What is expected:
Below is a block of records: output all of them exactly and leave out the pictures.

Data for processing:
........

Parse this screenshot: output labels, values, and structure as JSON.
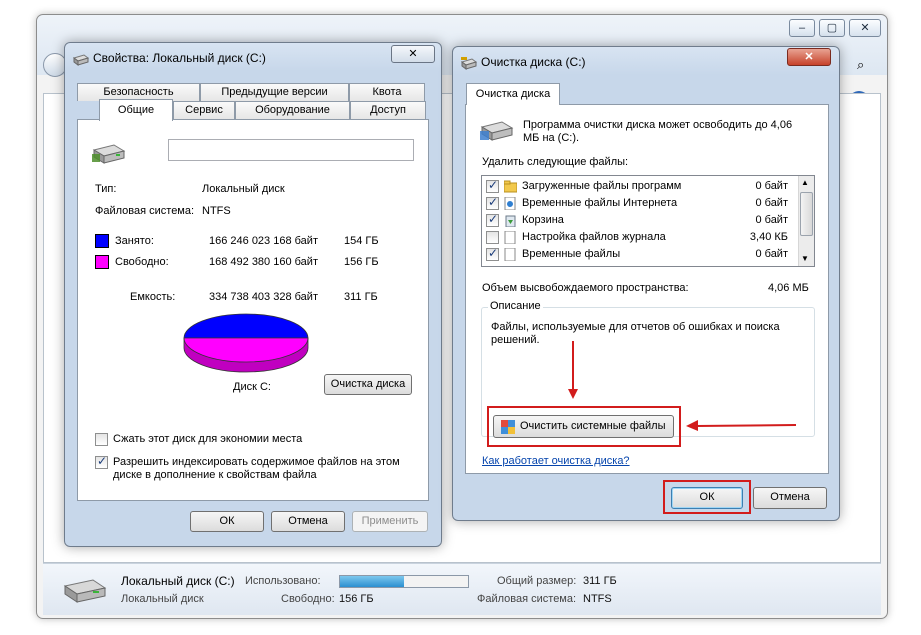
{
  "explorer": {
    "statusbar": {
      "drive_name": "Локальный диск (C:)",
      "drive_type": "Локальный диск",
      "used_label": "Использовано:",
      "free_label": "Свободно:",
      "free_value": "156 ГБ",
      "total_label": "Общий размер:",
      "total_value": "311 ГБ",
      "fs_label": "Файловая система:",
      "fs_value": "NTFS",
      "used_fraction": 0.5
    }
  },
  "properties": {
    "title": "Свойства: Локальный диск (C:)",
    "close_glyph": "✕",
    "tabs_top": [
      "Безопасность",
      "Предыдущие версии",
      "Квота"
    ],
    "tabs_bottom": [
      "Общие",
      "Сервис",
      "Оборудование",
      "Доступ"
    ],
    "active_tab": "Общие",
    "name_value": "",
    "type_label": "Тип:",
    "type_value": "Локальный диск",
    "fs_label": "Файловая система:",
    "fs_value": "NTFS",
    "used_label": "Занято:",
    "used_bytes": "166 246 023 168 байт",
    "used_gb": "154 ГБ",
    "free_label": "Свободно:",
    "free_bytes": "168 492 380 160 байт",
    "free_gb": "156 ГБ",
    "capacity_label": "Емкость:",
    "capacity_bytes": "334 738 403 328 байт",
    "capacity_gb": "311 ГБ",
    "disk_label": "Диск C:",
    "cleanup_button": "Очистка диска",
    "compress_label": "Сжать этот диск для экономии места",
    "compress_checked": false,
    "index_label_1": "Разрешить индексировать содержимое файлов на этом",
    "index_label_2": "диске в дополнение к свойствам файла",
    "index_checked": true,
    "ok": "ОК",
    "cancel": "Отмена",
    "apply": "Применить",
    "colors": {
      "used": "#0000ff",
      "free": "#ff00ff"
    }
  },
  "cleanup": {
    "title": "Очистка диска  (C:)",
    "close_glyph": "✕",
    "tab": "Очистка диска",
    "intro_1": "Программа очистки диска может освободить до 4,06",
    "intro_2": "МБ на  (C:).",
    "delete_label": "Удалить следующие файлы:",
    "files": [
      {
        "name": "Загруженные файлы программ",
        "size": "0 байт",
        "checked": true,
        "icon": "folder-icon"
      },
      {
        "name": "Временные файлы Интернета",
        "size": "0 байт",
        "checked": true,
        "icon": "internet-files-icon"
      },
      {
        "name": "Корзина",
        "size": "0 байт",
        "checked": true,
        "icon": "recycle-bin-icon"
      },
      {
        "name": "Настройка файлов журнала",
        "size": "3,40 КБ",
        "checked": false,
        "icon": "file-icon"
      },
      {
        "name": "Временные файлы",
        "size": "0 байт",
        "checked": true,
        "icon": "file-icon"
      }
    ],
    "freed_label": "Объем высвобождаемого пространства:",
    "freed_value": "4,06 МБ",
    "description_legend": "Описание",
    "description_1": "Файлы, используемые для отчетов об ошибках и поиска",
    "description_2": "решений.",
    "clean_system_button": "Очистить системные файлы",
    "how_link": "Как работает очистка диска?",
    "ok": "ОК",
    "cancel": "Отмена"
  }
}
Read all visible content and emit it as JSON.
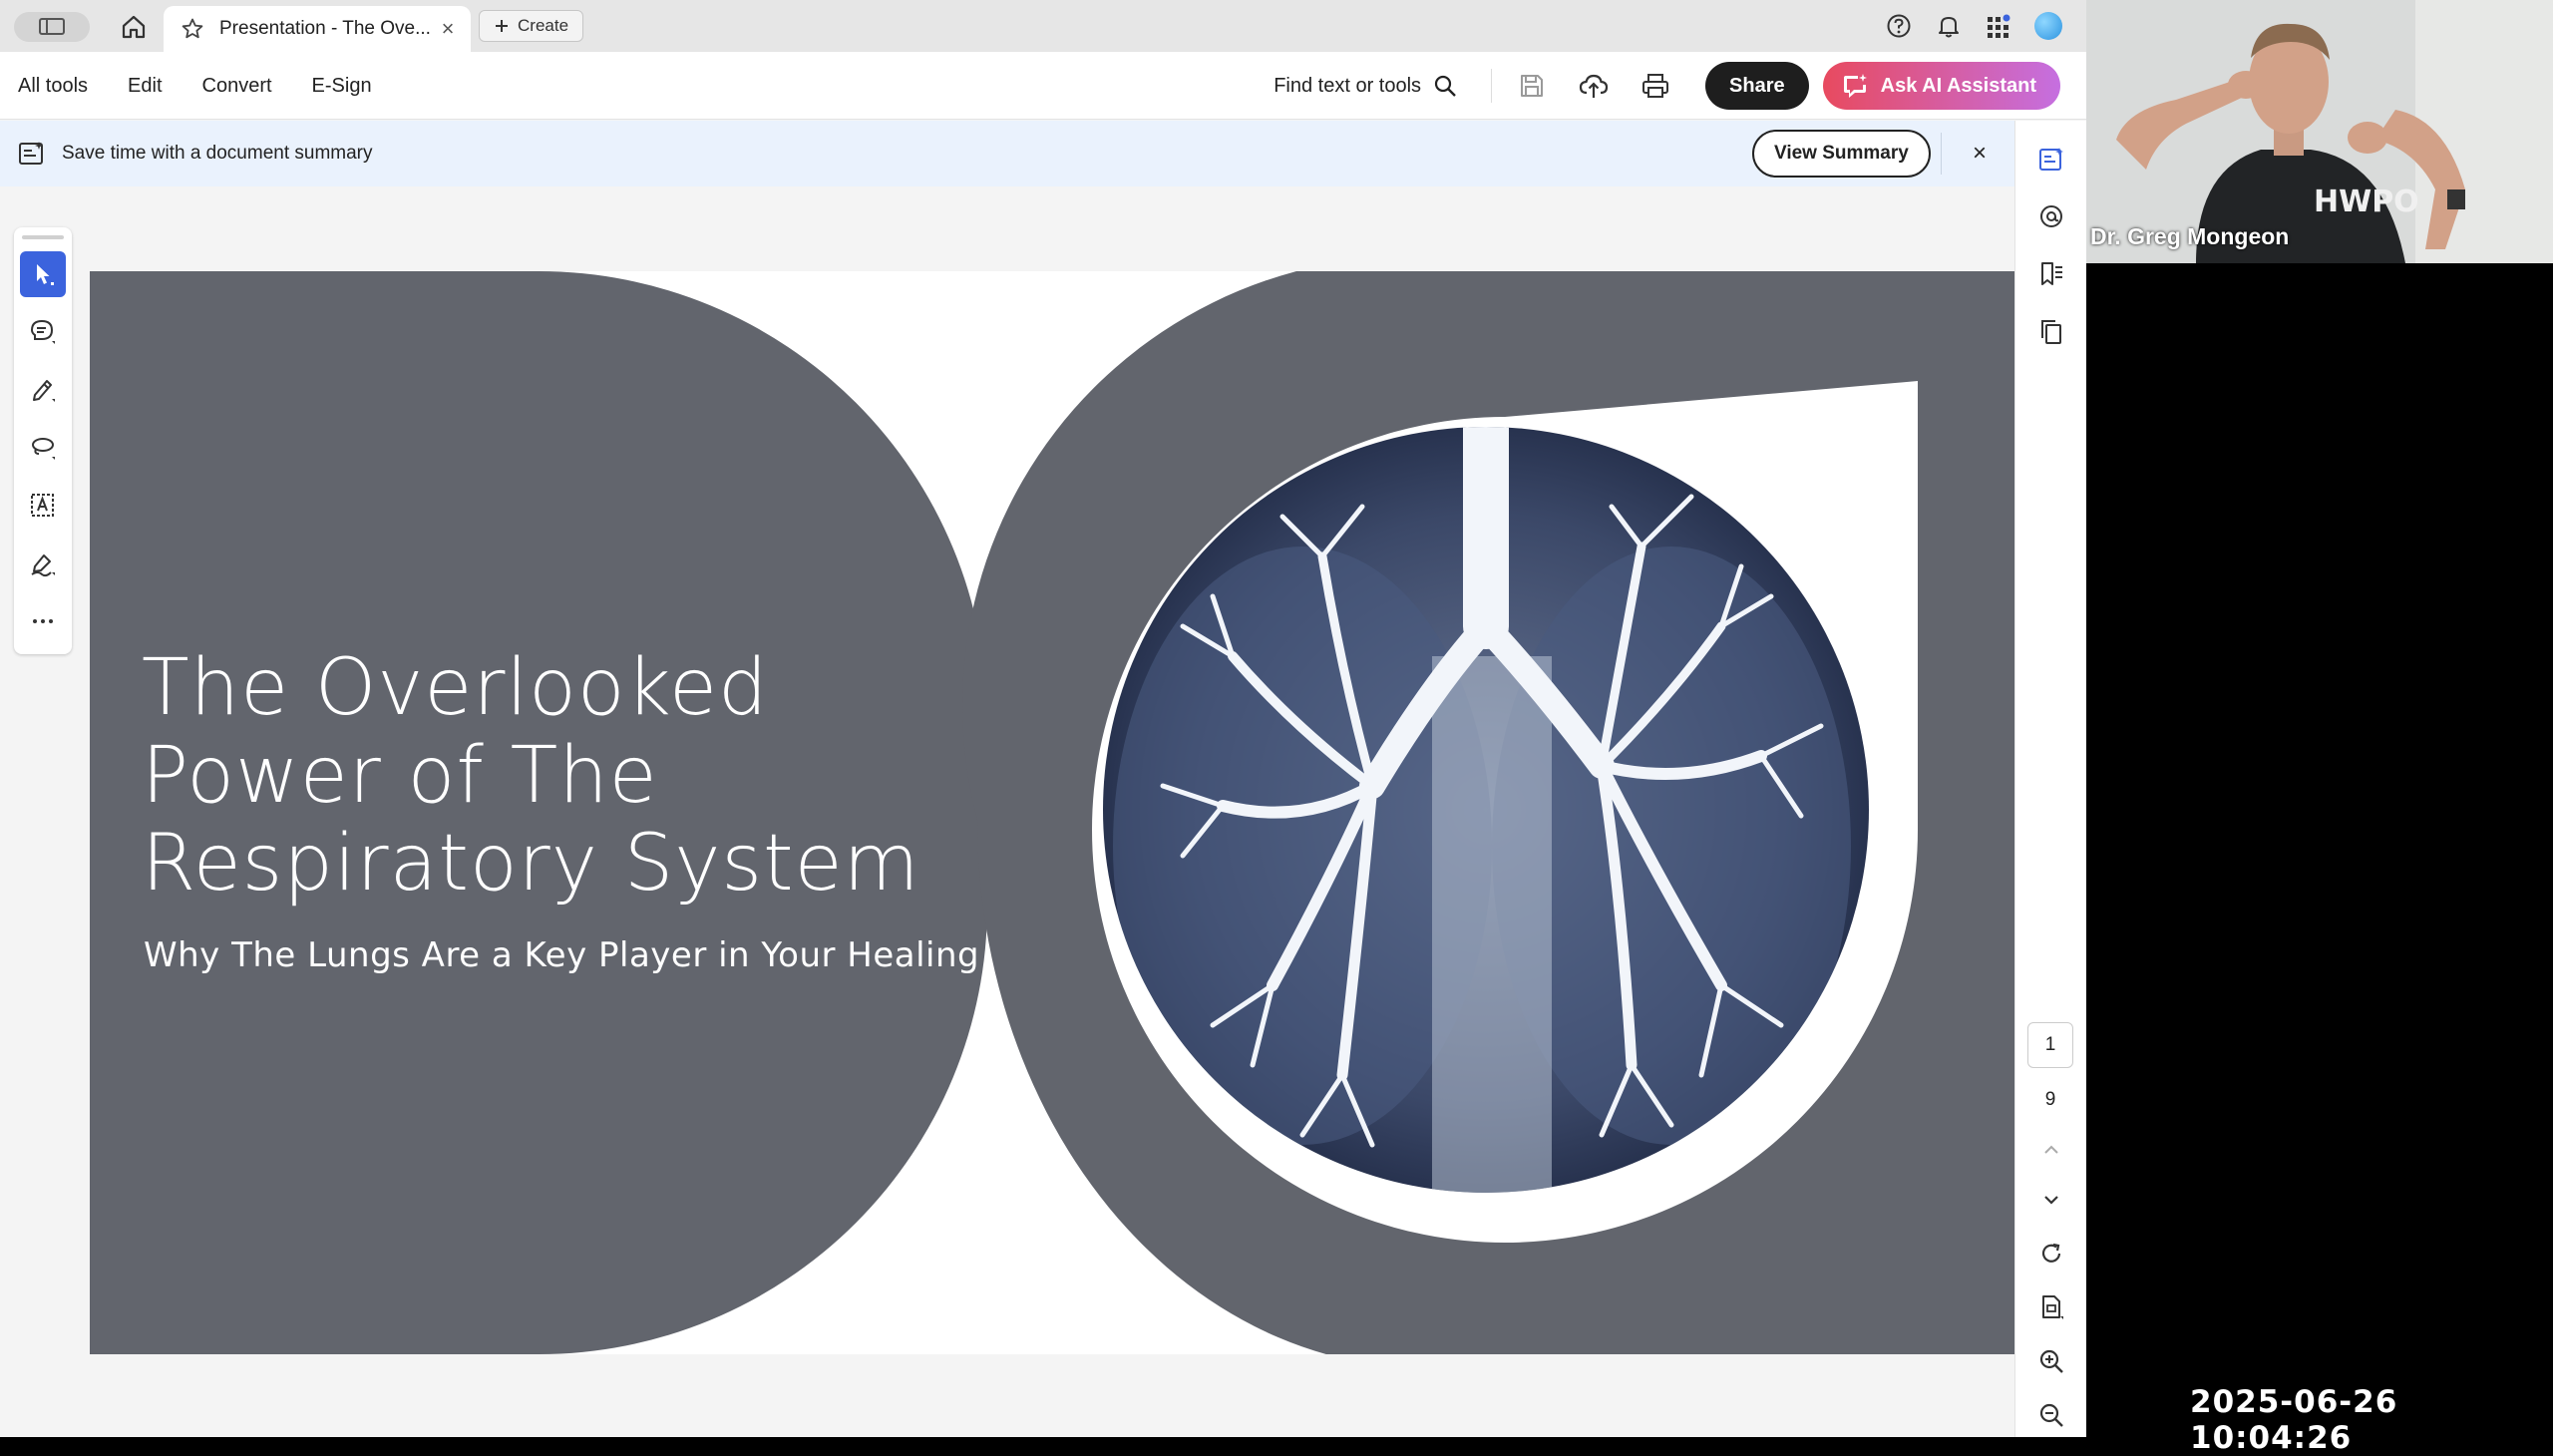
{
  "browser": {
    "tab_title": "Presentation - The Ove...",
    "create_label": "Create"
  },
  "menu": {
    "items": [
      "All tools",
      "Edit",
      "Convert",
      "E-Sign"
    ],
    "find_label": "Find text or tools",
    "share_label": "Share",
    "ai_label": "Ask AI Assistant"
  },
  "banner": {
    "message": "Save time with a document summary",
    "view_label": "View Summary",
    "close_glyph": "×"
  },
  "left_tools": [
    "select-tool",
    "comment-tool",
    "highlight-tool",
    "draw-tool",
    "text-select-tool",
    "sign-tool",
    "more-tools"
  ],
  "right_rail": {
    "current_page": "1",
    "total_pages": "9"
  },
  "slide": {
    "title_line1": "The Overlooked",
    "title_line2": "Power of The",
    "title_line3": "Respiratory System",
    "subtitle": "Why The Lungs Are a Key Player in Your Healing"
  },
  "webcam": {
    "name": "Dr. Greg Mongeon",
    "shirt_text": "HWPO"
  },
  "timestamp": "2025-06-26  10:04:26",
  "colors": {
    "slide_gray": "#62656d",
    "accent_blue": "#3b63dd",
    "banner_bg": "#eaf2fd"
  }
}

........

Response to the exercise:
Parse this screenshot: output labels, values, and structure as JSON.
{
  "explorer": {
    "statusbar": {
      "drive_name": "Локальный диск (C:)",
      "drive_type": "Локальный диск",
      "used_label": "Использовано:",
      "free_label": "Свободно:",
      "free_value": "156 ГБ",
      "total_label": "Общий размер:",
      "total_value": "311 ГБ",
      "fs_label": "Файловая система:",
      "fs_value": "NTFS",
      "used_fraction": 0.5
    }
  },
  "properties": {
    "title": "Свойства: Локальный диск (C:)",
    "close_glyph": "✕",
    "tabs_top": [
      "Безопасность",
      "Предыдущие версии",
      "Квота"
    ],
    "tabs_bottom": [
      "Общие",
      "Сервис",
      "Оборудование",
      "Доступ"
    ],
    "active_tab": "Общие",
    "name_value": "",
    "type_label": "Тип:",
    "type_value": "Локальный диск",
    "fs_label": "Файловая система:",
    "fs_value": "NTFS",
    "used_label": "Занято:",
    "used_bytes": "166 246 023 168 байт",
    "used_gb": "154 ГБ",
    "free_label": "Свободно:",
    "free_bytes": "168 492 380 160 байт",
    "free_gb": "156 ГБ",
    "capacity_label": "Емкость:",
    "capacity_bytes": "334 738 403 328 байт",
    "capacity_gb": "311 ГБ",
    "disk_label": "Диск C:",
    "cleanup_button": "Очистка диска",
    "compress_label": "Сжать этот диск для экономии места",
    "compress_checked": false,
    "index_label_1": "Разрешить индексировать содержимое файлов на этом",
    "index_label_2": "диске в дополнение к свойствам файла",
    "index_checked": true,
    "ok": "ОК",
    "cancel": "Отмена",
    "apply": "Применить",
    "colors": {
      "used": "#0000ff",
      "free": "#ff00ff"
    }
  },
  "cleanup": {
    "title": "Очистка диска  (C:)",
    "close_glyph": "✕",
    "tab": "Очистка диска",
    "intro_1": "Программа очистки диска может освободить до 4,06",
    "intro_2": "МБ на  (C:).",
    "delete_label": "Удалить следующие файлы:",
    "files": [
      {
        "name": "Загруженные файлы программ",
        "size": "0 байт",
        "checked": true,
        "icon": "folder-icon"
      },
      {
        "name": "Временные файлы Интернета",
        "size": "0 байт",
        "checked": true,
        "icon": "internet-files-icon"
      },
      {
        "name": "Корзина",
        "size": "0 байт",
        "checked": true,
        "icon": "recycle-bin-icon"
      },
      {
        "name": "Настройка файлов журнала",
        "size": "3,40 КБ",
        "checked": false,
        "icon": "file-icon"
      },
      {
        "name": "Временные файлы",
        "size": "0 байт",
        "checked": true,
        "icon": "file-icon"
      }
    ],
    "freed_label": "Объем высвобождаемого пространства:",
    "freed_value": "4,06 МБ",
    "description_legend": "Описание",
    "description_1": "Файлы, используемые для отчетов об ошибках и поиска",
    "description_2": "решений.",
    "clean_system_button": "Очистить системные файлы",
    "how_link": "Как работает очистка диска?",
    "ok": "ОК",
    "cancel": "Отмена"
  }
}
Read all visible content and emit it as JSON.
{
  "browser": {
    "tab_title": "Presentation - The Ove...",
    "create_label": "Create"
  },
  "menu": {
    "items": [
      "All tools",
      "Edit",
      "Convert",
      "E-Sign"
    ],
    "find_label": "Find text or tools",
    "share_label": "Share",
    "ai_label": "Ask AI Assistant"
  },
  "banner": {
    "message": "Save time with a document summary",
    "view_label": "View Summary",
    "close_glyph": "×"
  },
  "left_tools": [
    "select-tool",
    "comment-tool",
    "highlight-tool",
    "draw-tool",
    "text-select-tool",
    "sign-tool",
    "more-tools"
  ],
  "right_rail": {
    "current_page": "1",
    "total_pages": "9"
  },
  "slide": {
    "title_line1": "The Overlooked",
    "title_line2": "Power of The",
    "title_line3": "Respiratory System",
    "subtitle": "Why The Lungs Are a Key Player in Your Healing"
  },
  "webcam": {
    "name": "Dr. Greg Mongeon",
    "shirt_text": "HWPO"
  },
  "timestamp": "2025-06-26  10:04:26",
  "colors": {
    "slide_gray": "#62656d",
    "accent_blue": "#3b63dd",
    "banner_bg": "#eaf2fd"
  }
}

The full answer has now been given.